▶ [THE REQUEST]: All of the records below should be output exactly.

▶ [PROVIDED RECORDS]:
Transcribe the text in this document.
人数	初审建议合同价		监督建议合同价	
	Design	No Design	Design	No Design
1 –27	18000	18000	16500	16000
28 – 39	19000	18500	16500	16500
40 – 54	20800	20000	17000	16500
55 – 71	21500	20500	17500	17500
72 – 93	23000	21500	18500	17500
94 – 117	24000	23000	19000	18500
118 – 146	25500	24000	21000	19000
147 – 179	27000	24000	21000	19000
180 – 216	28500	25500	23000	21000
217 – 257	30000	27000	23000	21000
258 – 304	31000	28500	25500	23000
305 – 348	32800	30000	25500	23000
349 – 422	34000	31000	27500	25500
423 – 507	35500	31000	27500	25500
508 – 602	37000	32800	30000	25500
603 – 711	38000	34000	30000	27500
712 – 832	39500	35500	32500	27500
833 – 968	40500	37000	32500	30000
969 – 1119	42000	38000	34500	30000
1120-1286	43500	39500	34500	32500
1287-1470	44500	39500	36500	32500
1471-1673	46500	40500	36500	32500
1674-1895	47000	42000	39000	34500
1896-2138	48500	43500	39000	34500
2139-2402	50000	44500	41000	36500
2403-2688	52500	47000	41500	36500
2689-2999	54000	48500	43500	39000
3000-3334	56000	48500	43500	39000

▶ [OUTPUT OF THE TASK]:
Transcribe the text in this document.
人数	初审建议合同价		监督建议合同价	
	Design	No Design	Design	No Design
1 –27	18000	18000	16500	16000
28 – 39	19000	18500	16500	16500
40 – 54	20800	20000	17000	16500
55 – 71	21500	20500	17500	17500
72 – 93	23000	21500	18500	17500
94 – 117	24000	23000	19000	18500
118 – 146	25500	24000	21000	19000
147 – 179	27000	24000	21000	19000
180 – 216	28500	25500	23000	21000
217 – 257	30000	27000	23000	21000
258 – 304	31000	28500	25500	23000
305 – 348	32800	30000	25500	23000
349 – 422	34000	31000	27500	25500
423 – 507	35500	31000	27500	25500
508 – 602	37000	32800	30000	25500
603 – 711	38000	34000	30000	27500
712 – 832	39500	35500	32500	27500
833 – 968	40500	37000	32500	30000
969 – 1119	42000	38000	34500	30000
1120-1286	43500	39500	34500	32500
1287-1470	44500	39500	36500	32500
1471-1673	46500	40500	36500	32500
1674-1895	47000	42000	39000	34500
1896-2138	48500	43500	39000	34500
2139-2402	50000	44500	41000	36500
2403-2688	52500	47000	41500	36500
2689-2999	54000	48500	43500	39000
3000-3334	56000	48500	43500	39000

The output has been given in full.